§ Problem to solve
Copy the tribute to Bob Edwards below, in full and word for word.

++++ Document extract

The world of public radio is mourning the loss of the legendary Bob Edwards. The family of NPR’s original host of the “Morning Edition” news magazine says he died Saturday after battling cancer and heart disease. I have these thoughts on the passing of this iconic journalist.
Journalists like me remember when Bob said their name for the first time on-air, as the host of NPR’s “Morning Edition” national news magazine. For me, it was in the late summer of 1986. Bob read the intro to my radio story about New York winemaker Walter S. Taylor.
A corporation bought his family’s company, and the courts ruled he couldn’t use his own name on the labels of the new vineyard he just bought. So, Taylor named it “Bully Hill” (he was a fan of Teddy Roosevelt.) And, he printed his name on the wine labels “Walter S.” followed by a black mark. He was also a member of the NASA art team, and he painted Space Shuttle Columbia on the launch pad before its maiden blastoff. I still have the posters and I still have bottles of Taylor’s Space Shuttle “red” and Space Shuttle “white” — unopened. That was later my first,of many, opportunities to work with Bob Edwards.

++++++++
++++ Given records

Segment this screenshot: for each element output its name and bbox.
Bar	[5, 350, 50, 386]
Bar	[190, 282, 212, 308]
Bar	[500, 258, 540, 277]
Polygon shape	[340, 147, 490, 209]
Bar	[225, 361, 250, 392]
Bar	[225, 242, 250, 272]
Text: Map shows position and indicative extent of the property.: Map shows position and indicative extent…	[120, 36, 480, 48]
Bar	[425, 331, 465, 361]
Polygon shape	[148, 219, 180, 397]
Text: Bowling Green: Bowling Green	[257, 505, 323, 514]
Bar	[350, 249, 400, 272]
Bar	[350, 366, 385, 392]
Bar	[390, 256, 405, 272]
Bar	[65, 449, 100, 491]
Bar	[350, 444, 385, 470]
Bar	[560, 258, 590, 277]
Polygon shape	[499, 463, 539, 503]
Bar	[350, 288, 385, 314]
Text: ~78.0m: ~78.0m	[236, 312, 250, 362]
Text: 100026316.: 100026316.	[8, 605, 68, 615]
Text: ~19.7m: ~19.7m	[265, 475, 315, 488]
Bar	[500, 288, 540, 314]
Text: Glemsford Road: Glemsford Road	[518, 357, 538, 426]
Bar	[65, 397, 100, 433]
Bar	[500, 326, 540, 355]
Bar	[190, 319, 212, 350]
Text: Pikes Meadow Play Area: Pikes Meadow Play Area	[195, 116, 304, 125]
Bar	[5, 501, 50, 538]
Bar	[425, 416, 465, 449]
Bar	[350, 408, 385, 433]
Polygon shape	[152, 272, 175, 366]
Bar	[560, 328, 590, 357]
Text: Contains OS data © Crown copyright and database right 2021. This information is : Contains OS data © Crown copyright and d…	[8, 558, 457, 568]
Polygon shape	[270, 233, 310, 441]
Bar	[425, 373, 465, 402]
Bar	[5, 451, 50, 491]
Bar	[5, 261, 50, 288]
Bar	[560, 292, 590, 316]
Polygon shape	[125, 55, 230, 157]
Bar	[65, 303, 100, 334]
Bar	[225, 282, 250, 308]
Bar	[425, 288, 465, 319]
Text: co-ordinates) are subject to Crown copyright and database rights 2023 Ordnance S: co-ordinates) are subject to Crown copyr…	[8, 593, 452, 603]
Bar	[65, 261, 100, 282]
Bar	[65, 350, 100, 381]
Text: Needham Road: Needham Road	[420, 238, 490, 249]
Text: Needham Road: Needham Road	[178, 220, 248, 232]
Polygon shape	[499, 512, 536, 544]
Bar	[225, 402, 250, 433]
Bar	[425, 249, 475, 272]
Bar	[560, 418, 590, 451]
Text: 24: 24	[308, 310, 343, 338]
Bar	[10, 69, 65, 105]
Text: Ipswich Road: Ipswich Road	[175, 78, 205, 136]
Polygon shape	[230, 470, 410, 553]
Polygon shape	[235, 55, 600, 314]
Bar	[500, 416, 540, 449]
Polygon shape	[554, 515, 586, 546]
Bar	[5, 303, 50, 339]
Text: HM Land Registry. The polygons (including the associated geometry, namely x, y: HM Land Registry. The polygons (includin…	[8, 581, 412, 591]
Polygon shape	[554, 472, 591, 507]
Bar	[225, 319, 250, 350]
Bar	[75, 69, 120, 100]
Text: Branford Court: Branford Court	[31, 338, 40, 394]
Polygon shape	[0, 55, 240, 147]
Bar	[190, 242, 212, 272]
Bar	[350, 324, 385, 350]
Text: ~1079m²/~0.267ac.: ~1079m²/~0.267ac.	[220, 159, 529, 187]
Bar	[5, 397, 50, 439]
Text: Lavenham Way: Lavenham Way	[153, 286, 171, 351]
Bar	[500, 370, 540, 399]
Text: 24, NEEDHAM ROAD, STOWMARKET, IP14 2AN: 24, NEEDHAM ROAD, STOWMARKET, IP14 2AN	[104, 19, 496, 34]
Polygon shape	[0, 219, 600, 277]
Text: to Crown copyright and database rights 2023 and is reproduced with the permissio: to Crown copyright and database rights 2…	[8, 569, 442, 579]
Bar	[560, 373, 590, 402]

++++++++

§ Worked solution
The world of public radio is mourning the loss of the legendary Bob Edwards. The family of NPR’s original host of the “Morning Edition” news magazine says he died Saturday after battling cancer and heart disease. I have these thoughts on the passing of this iconic journalist.
Journalists like me remember when Bob said their name for the first time on-air, as the host of NPR’s “Morning Edition” national news magazine. For me, it was in the late summer of 1986. Bob read the intro to my radio story about New York winemaker Walter S. Taylor.
A corporation bought his family’s company, and the courts ruled he couldn’t use his own name on the labels of the new vineyard he just bought. So, Taylor named it “Bully Hill” (he was a fan of Teddy Roosevelt.) And, he printed his name on the wine labels “Walter S.” followed by a black mark. He was also a member of the NASA art team, and he painted Space Shuttle Columbia on the launch pad before its maiden blastoff. I still have the posters and I still have bottles of Taylor’s Space Shuttle “red” and Space Shuttle “white” — unopened. That was later my first,of many, opportunities to work with Bob Edwards.